_Aim of the exercise_.
Going through the material below, please gather all lines with the word "light" in them.

• • •

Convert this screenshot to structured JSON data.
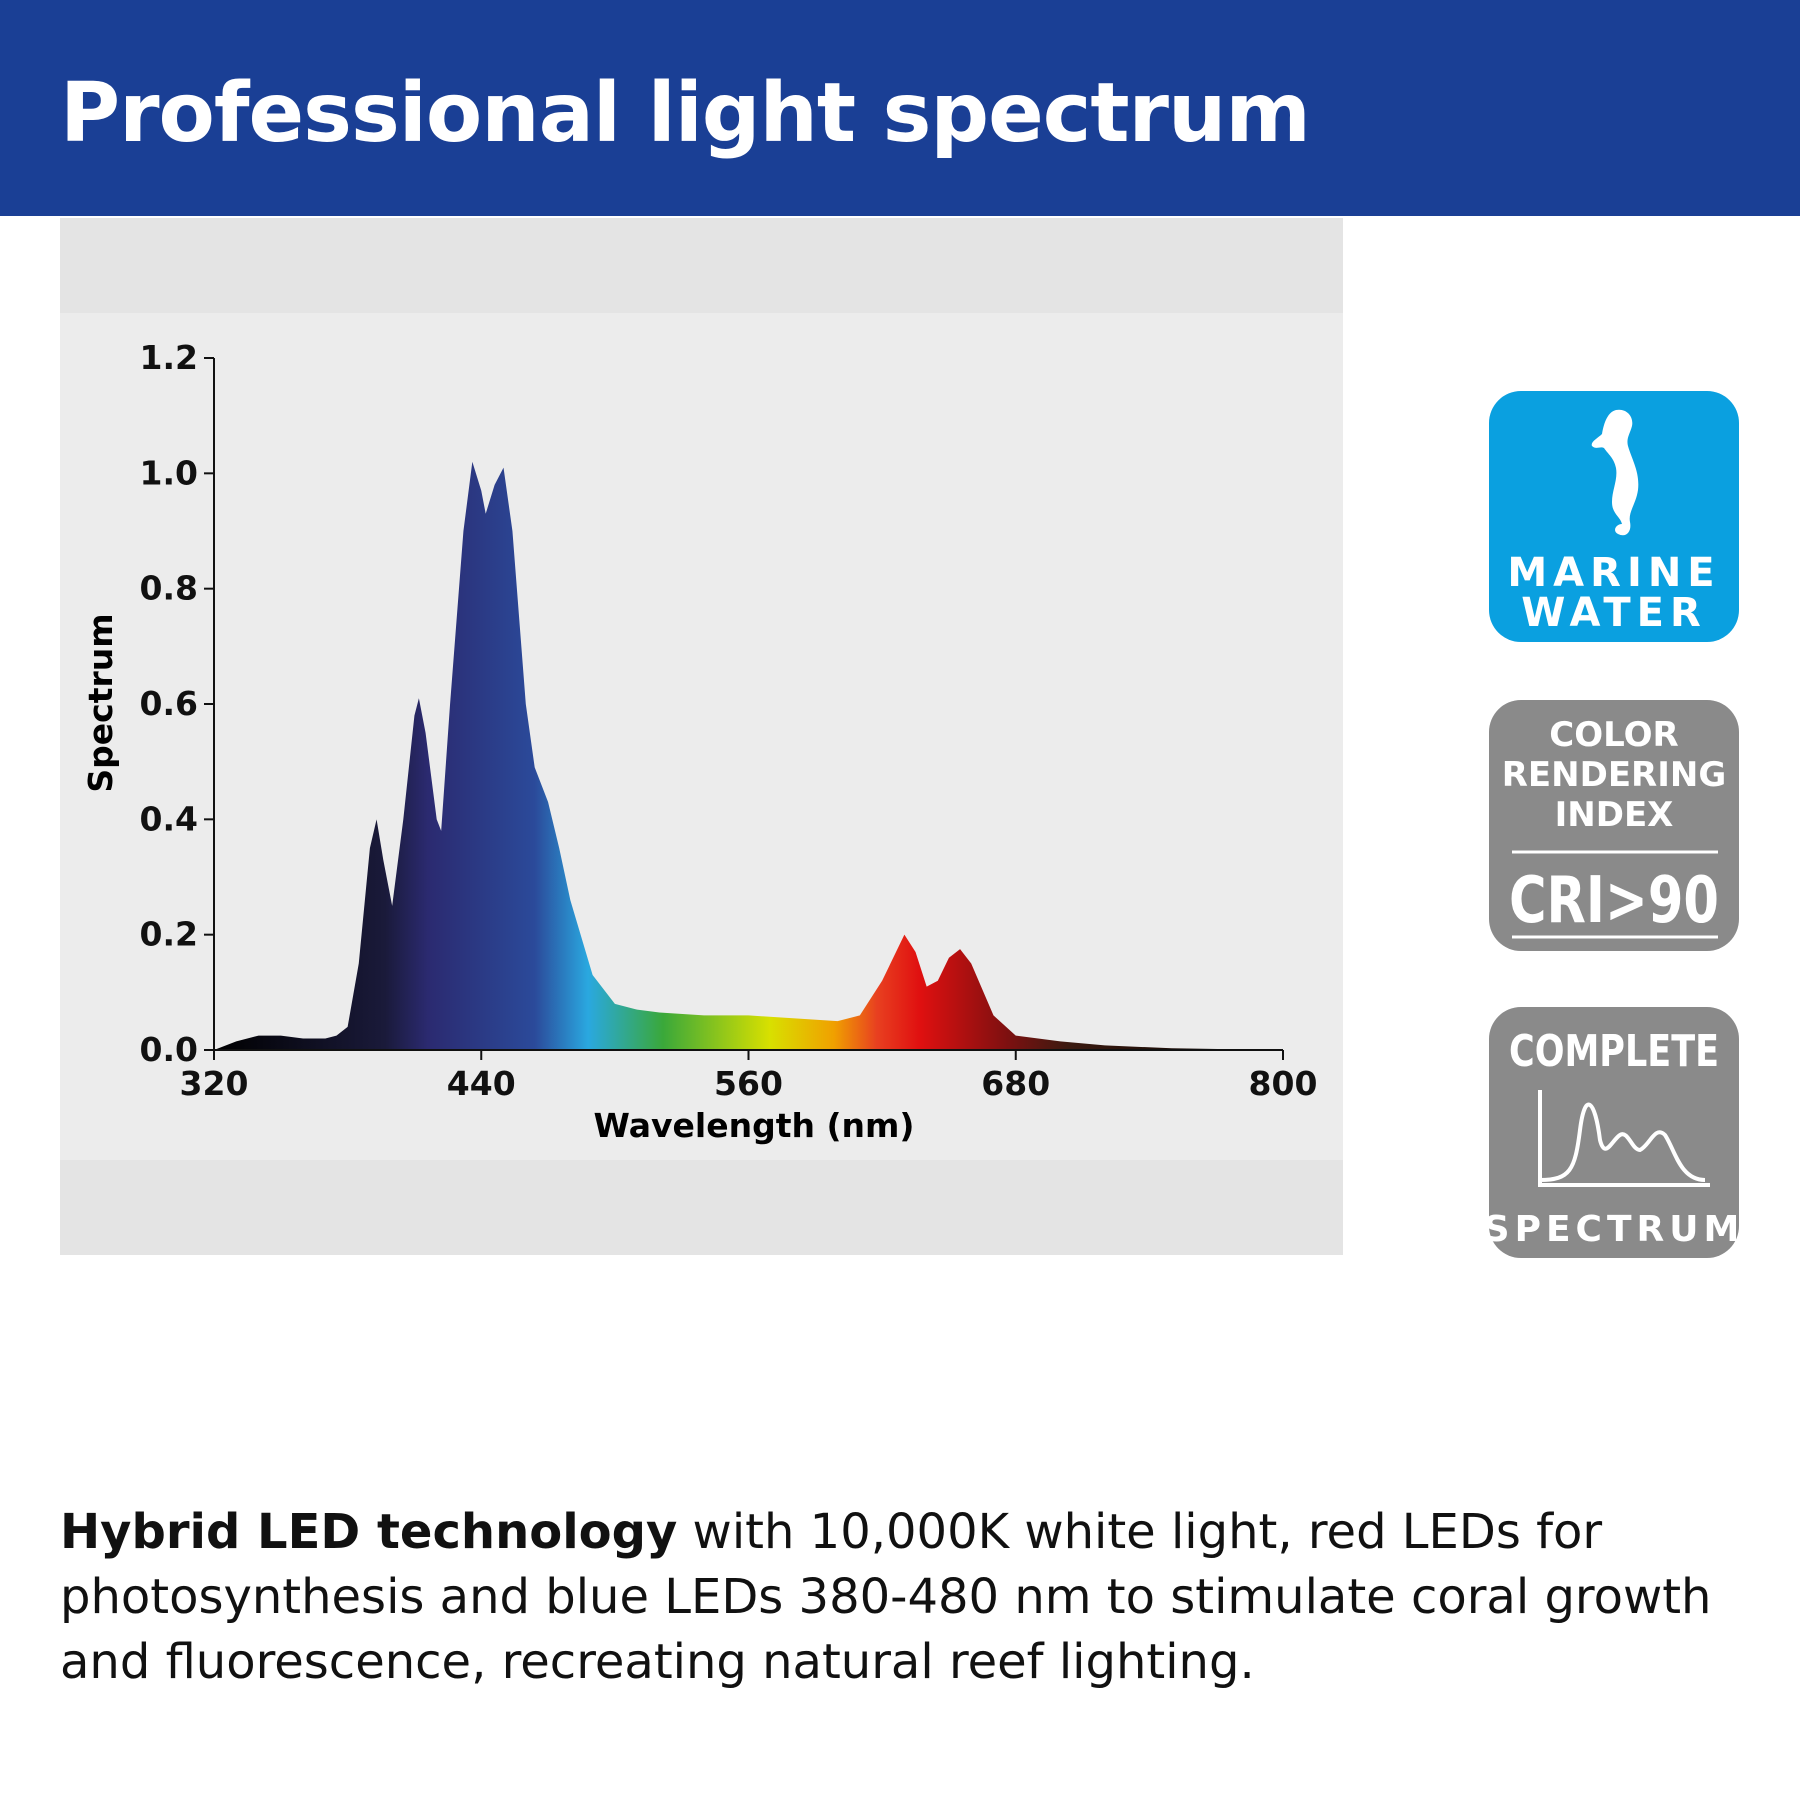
{
  "header": {
    "title": "Professional light spectrum"
  },
  "chart_data": {
    "type": "area",
    "xlabel": "Wavelength (nm)",
    "ylabel": "Spectrum",
    "x": [
      320,
      330,
      340,
      350,
      360,
      370,
      375,
      380,
      385,
      390,
      393,
      396,
      400,
      405,
      410,
      412,
      415,
      420,
      422,
      426,
      432,
      436,
      440,
      442,
      446,
      450,
      454,
      460,
      464,
      470,
      475,
      480,
      490,
      500,
      510,
      520,
      540,
      560,
      580,
      600,
      610,
      620,
      630,
      635,
      640,
      645,
      650,
      655,
      660,
      670,
      680,
      700,
      720,
      750,
      800
    ],
    "y": [
      0,
      0.015,
      0.025,
      0.025,
      0.02,
      0.02,
      0.025,
      0.04,
      0.15,
      0.35,
      0.4,
      0.33,
      0.25,
      0.4,
      0.58,
      0.61,
      0.55,
      0.4,
      0.38,
      0.6,
      0.9,
      1.02,
      0.97,
      0.93,
      0.98,
      1.01,
      0.9,
      0.6,
      0.49,
      0.43,
      0.35,
      0.26,
      0.13,
      0.08,
      0.07,
      0.065,
      0.06,
      0.06,
      0.055,
      0.05,
      0.06,
      0.12,
      0.2,
      0.17,
      0.11,
      0.12,
      0.16,
      0.175,
      0.15,
      0.06,
      0.025,
      0.015,
      0.008,
      0.003,
      0
    ],
    "xlim": [
      320,
      800
    ],
    "ylim": [
      0,
      1.2
    ],
    "xticks": [
      320,
      440,
      560,
      680,
      800
    ],
    "yticks": [
      {
        "value": 0,
        "label": "0.0"
      },
      0.2,
      0.4,
      0.6,
      0.8,
      {
        "value": 1,
        "label": "1.0"
      },
      1.2
    ]
  },
  "badges": [
    {
      "lines": [
        "MARINE",
        "WATER"
      ]
    },
    {
      "lines": [
        "COLOR",
        "RENDERING",
        "INDEX"
      ],
      "value": "CRI>90"
    },
    {
      "lines": [
        "COMPLETE",
        "SPECTRUM"
      ]
    }
  ],
  "description": {
    "bold": "Hybrid LED technology",
    "text": " with 10,000K white light, red LEDs for photosynthesis and blue LEDs 380-480 nm to stimulate coral growth and fluorescence, recreating natural reef lighting."
  }
}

• • •

_Solution to the problem_.
    "title": "Professional light spectrum"
    "text": " with 10,000K white light, red LEDs for photosynthesis and blue LEDs 380-480 nm to stimulate coral growth and fluorescence, recreating natural reef lighting."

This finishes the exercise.